Task requirements — Look through the entries below and count the lines with the word "this" in them; give only the number.

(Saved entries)
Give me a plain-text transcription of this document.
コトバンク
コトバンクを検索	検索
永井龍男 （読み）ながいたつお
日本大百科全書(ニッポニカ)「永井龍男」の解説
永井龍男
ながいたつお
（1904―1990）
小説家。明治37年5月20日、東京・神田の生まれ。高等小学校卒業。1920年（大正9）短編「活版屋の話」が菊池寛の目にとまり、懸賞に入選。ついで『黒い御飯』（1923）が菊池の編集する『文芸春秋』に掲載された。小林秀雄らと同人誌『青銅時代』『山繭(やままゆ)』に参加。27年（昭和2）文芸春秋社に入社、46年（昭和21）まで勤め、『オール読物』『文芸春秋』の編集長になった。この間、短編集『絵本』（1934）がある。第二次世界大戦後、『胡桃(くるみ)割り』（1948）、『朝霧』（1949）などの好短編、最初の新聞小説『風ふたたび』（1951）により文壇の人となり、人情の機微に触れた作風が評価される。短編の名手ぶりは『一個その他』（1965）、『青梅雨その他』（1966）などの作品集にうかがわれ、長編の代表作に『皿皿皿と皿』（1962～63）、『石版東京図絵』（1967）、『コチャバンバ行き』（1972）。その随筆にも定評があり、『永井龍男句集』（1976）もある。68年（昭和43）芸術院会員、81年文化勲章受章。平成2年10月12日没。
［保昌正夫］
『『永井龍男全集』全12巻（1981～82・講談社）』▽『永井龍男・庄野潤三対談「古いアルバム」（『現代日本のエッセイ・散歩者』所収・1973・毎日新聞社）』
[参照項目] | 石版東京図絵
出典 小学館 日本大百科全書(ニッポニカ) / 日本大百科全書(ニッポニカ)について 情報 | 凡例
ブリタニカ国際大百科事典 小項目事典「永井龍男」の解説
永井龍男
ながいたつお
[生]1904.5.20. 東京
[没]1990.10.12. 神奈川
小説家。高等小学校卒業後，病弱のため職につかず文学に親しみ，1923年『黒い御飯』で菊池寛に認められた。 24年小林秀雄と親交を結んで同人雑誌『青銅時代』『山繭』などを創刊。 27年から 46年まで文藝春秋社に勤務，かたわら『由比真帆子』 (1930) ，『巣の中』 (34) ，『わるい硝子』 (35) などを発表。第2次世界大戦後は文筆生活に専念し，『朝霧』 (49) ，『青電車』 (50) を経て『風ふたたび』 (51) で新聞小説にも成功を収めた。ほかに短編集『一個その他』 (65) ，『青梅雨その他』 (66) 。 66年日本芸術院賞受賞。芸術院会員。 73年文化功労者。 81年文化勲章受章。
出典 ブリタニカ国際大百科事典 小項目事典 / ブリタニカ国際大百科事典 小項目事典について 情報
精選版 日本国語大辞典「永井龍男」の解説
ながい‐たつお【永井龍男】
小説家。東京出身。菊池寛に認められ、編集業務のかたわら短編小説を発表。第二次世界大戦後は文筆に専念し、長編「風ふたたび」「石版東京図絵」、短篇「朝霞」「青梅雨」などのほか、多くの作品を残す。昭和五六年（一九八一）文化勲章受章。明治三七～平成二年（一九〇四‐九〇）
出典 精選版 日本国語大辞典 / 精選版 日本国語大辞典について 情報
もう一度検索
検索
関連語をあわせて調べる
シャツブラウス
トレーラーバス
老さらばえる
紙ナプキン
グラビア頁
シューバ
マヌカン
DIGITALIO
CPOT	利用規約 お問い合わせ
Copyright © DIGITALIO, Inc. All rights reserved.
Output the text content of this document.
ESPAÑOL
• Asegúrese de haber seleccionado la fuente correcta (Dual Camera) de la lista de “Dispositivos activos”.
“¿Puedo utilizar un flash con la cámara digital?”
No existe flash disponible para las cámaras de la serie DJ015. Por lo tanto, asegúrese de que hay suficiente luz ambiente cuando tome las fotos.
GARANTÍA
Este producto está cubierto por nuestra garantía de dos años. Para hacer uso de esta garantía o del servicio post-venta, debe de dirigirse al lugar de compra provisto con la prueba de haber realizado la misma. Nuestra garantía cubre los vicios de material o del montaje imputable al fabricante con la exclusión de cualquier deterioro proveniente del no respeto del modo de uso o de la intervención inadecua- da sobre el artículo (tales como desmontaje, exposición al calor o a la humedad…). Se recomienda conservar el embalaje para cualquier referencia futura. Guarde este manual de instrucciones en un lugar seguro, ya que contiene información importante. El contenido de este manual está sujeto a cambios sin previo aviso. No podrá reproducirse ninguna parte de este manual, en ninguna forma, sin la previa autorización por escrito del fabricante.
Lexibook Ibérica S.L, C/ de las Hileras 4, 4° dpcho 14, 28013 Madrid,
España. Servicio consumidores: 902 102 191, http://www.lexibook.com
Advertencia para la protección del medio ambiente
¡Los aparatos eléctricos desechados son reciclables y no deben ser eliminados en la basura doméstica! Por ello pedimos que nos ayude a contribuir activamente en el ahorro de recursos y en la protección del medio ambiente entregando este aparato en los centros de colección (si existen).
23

Problem solution — 2